What to work on: Restate all of the data exactly.

Input:

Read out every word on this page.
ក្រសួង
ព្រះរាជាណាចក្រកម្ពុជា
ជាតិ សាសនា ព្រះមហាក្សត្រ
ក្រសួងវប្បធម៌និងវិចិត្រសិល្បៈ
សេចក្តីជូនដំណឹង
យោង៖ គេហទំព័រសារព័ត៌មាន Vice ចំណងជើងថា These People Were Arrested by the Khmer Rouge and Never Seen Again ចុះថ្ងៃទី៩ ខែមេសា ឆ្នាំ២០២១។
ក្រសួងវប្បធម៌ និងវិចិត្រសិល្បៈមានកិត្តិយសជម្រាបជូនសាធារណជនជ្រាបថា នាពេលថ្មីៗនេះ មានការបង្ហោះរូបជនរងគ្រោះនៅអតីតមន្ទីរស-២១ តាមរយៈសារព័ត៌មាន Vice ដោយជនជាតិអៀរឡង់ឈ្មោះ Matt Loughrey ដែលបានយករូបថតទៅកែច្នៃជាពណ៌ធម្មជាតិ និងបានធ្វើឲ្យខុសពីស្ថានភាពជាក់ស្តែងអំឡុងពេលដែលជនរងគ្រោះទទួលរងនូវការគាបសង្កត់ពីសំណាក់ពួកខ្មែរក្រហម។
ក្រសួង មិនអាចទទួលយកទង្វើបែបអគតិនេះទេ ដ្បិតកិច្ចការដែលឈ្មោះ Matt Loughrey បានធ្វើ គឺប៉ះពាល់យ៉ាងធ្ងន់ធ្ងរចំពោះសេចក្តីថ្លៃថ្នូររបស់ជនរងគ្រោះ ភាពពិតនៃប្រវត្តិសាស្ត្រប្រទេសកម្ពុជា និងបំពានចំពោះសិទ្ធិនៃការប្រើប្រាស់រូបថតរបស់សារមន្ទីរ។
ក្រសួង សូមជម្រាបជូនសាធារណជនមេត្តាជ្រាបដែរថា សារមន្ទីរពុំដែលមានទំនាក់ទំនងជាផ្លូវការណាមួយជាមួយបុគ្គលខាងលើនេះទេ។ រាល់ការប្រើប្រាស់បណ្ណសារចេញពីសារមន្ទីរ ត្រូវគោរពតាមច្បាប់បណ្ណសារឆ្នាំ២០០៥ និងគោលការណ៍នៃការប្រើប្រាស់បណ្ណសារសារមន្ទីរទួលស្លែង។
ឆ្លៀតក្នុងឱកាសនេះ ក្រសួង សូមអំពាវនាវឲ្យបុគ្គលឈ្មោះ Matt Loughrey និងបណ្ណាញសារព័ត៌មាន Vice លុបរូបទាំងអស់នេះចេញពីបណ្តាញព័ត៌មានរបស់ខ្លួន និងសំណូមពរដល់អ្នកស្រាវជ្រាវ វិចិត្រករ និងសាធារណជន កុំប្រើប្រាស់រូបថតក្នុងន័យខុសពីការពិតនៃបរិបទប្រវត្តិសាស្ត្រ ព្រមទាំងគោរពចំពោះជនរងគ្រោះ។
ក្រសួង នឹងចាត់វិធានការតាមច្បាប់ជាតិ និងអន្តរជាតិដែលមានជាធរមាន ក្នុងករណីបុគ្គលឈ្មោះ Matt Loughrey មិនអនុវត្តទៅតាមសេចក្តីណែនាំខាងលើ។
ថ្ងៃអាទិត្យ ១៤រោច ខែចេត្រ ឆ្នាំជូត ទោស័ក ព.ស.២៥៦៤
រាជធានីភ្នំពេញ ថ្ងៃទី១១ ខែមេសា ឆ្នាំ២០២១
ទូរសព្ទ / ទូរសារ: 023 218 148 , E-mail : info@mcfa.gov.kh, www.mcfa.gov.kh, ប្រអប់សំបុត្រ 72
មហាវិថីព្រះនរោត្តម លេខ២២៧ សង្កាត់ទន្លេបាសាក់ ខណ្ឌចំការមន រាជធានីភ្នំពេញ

Solution:
Read out every word on this page.
ក្រសួង
ព្រះរាជាណាចក្រកម្ពុជា
ជាតិ សាសនា ព្រះមហាក្សត្រ
ក្រសួងវប្បធម៌និងវិចិត្រសិល្បៈ
សេចក្តីជូនដំណឹង
យោង៖ គេហទំព័រសារព័ត៌មាន Vice ចំណងជើងថា These People Were Arrested by the Khmer Rouge and Never Seen Again ចុះថ្ងៃទី៩ ខែមេសា ឆ្នាំ២០២១។
ក្រសួងវប្បធម៌ និងវិចិត្រសិល្បៈមានកិត្តិយសជម្រាបជូនសាធារណជនជ្រាបថា នាពេលថ្មីៗនេះ មានការបង្ហោះរូបជនរងគ្រោះនៅអតីតមន្ទីរស-២១ តាមរយៈសារព័ត៌មាន Vice ដោយជនជាតិអៀរឡង់ឈ្មោះ Matt Loughrey ដែលបានយករូបថតទៅកែច្នៃជាពណ៌ធម្មជាតិ និងបានធ្វើឲ្យខុសពីស្ថានភាពជាក់ស្តែងអំឡុងពេលដែលជនរងគ្រោះទទួលរងនូវការគាបសង្កត់ពីសំណាក់ពួកខ្មែរក្រហម។
ក្រសួង មិនអាចទទួលយកទង្វើបែបអគតិនេះទេ ដ្បិតកិច្ចការដែលឈ្មោះ Matt Loughrey បានធ្វើ គឺប៉ះពាល់យ៉ាងធ្ងន់ធ្ងរចំពោះសេចក្តីថ្លៃថ្នូររបស់ជនរងគ្រោះ ភាពពិតនៃប្រវត្តិសាស្ត្រប្រទេសកម្ពុជា និងបំពានចំពោះសិទ្ធិនៃការប្រើប្រាស់រូបថតរបស់សារមន្ទីរ។
ក្រសួង សូមជម្រាបជូនសាធារណជនមេត្តាជ្រាបដែរថា សារមន្ទីរពុំដែលមានទំនាក់ទំនងជាផ្លូវការណាមួយជាមួយបុគ្គលខាងលើនេះទេ។ រាល់ការប្រើប្រាស់បណ្ណសារចេញពីសារមន្ទីរ ត្រូវគោរពតាមច្បាប់បណ្ណសារឆ្នាំ២០០៥ និងគោលការណ៍នៃការប្រើប្រាស់បណ្ណសារសារមន្ទីរទួលស្លែង។
ឆ្លៀតក្នុងឱកាសនេះ ក្រសួង សូមអំពាវនាវឲ្យបុគ្គលឈ្មោះ Matt Loughrey និងបណ្ណាញសារព័ត៌មាន Vice លុបរូបទាំងអស់នេះចេញពីបណ្តាញព័ត៌មានរបស់ខ្លួន និងសំណូមពរដល់អ្នកស្រាវជ្រាវ វិចិត្រករ និងសាធារណជន កុំប្រើប្រាស់រូបថតក្នុងន័យខុសពីការពិតនៃបរិបទប្រវត្តិសាស្ត្រ ព្រមទាំងគោរពចំពោះជនរងគ្រោះ។
ក្រសួង នឹងចាត់វិធានការតាមច្បាប់ជាតិ និងអន្តរជាតិដែលមានជាធរមាន ក្នុងករណីបុគ្គលឈ្មោះ Matt Loughrey មិនអនុវត្តទៅតាមសេចក្តីណែនាំខាងលើ។
ថ្ងៃអាទិត្យ ១៤រោច ខែចេត្រ ឆ្នាំជូត ទោស័ក ព.ស.២៥៦៤
រាជធានីភ្នំពេញ ថ្ងៃទី១១ ខែមេសា ឆ្នាំ២០២១
ទូរសព្ទ / ទូរសារ: 023 218 148 , E-mail : info@mcfa.gov.kh, www.mcfa.gov.kh, ប្រអប់សំបុត្រ 72
មហាវិថីព្រះនរោត្តម លេខ២២៧ សង្កាត់ទន្លេបាសាក់ ខណ្ឌចំការមន រាជធានីភ្នំពេញ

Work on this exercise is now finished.